Request —
Transcribe the listing word for word.

(Extracts from a graphics dataset)
_ _ _ _
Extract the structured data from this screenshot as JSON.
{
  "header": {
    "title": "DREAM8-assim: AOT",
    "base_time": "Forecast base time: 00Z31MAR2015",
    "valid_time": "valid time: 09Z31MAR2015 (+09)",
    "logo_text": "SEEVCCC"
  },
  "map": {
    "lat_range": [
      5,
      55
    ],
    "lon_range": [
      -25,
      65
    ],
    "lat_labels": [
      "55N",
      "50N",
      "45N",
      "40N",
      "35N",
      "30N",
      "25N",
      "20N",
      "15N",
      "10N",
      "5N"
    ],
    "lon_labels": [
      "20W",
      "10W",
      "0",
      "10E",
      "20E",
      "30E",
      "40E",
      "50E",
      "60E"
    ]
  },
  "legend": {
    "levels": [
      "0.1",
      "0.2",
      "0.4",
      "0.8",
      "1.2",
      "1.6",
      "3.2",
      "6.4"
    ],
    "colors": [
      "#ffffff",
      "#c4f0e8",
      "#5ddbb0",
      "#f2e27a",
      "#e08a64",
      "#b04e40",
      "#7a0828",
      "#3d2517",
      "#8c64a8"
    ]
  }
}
_ _ _ _
The result —
Extract the structured data from this screenshot as JSON.
{
  "header": {
    "title": "DREAM8-assim: AOT",
    "base_time": "Forecast base time: 00Z31MAR2015",
    "valid_time": "valid time: 09Z31MAR2015 (+09)",
    "logo_text": "SEEVCCC"
  },
  "map": {
    "lat_range": [
      5,
      55
    ],
    "lon_range": [
      -25,
      65
    ],
    "lat_labels": [
      "55N",
      "50N",
      "45N",
      "40N",
      "35N",
      "30N",
      "25N",
      "20N",
      "15N",
      "10N",
      "5N"
    ],
    "lon_labels": [
      "20W",
      "10W",
      "0",
      "10E",
      "20E",
      "30E",
      "40E",
      "50E",
      "60E"
    ]
  },
  "legend": {
    "levels": [
      "0.1",
      "0.2",
      "0.4",
      "0.8",
      "1.2",
      "1.6",
      "3.2",
      "6.4"
    ],
    "colors": [
      "#ffffff",
      "#c4f0e8",
      "#5ddbb0",
      "#f2e27a",
      "#e08a64",
      "#b04e40",
      "#7a0828",
      "#3d2517",
      "#8c64a8"
    ]
  }
}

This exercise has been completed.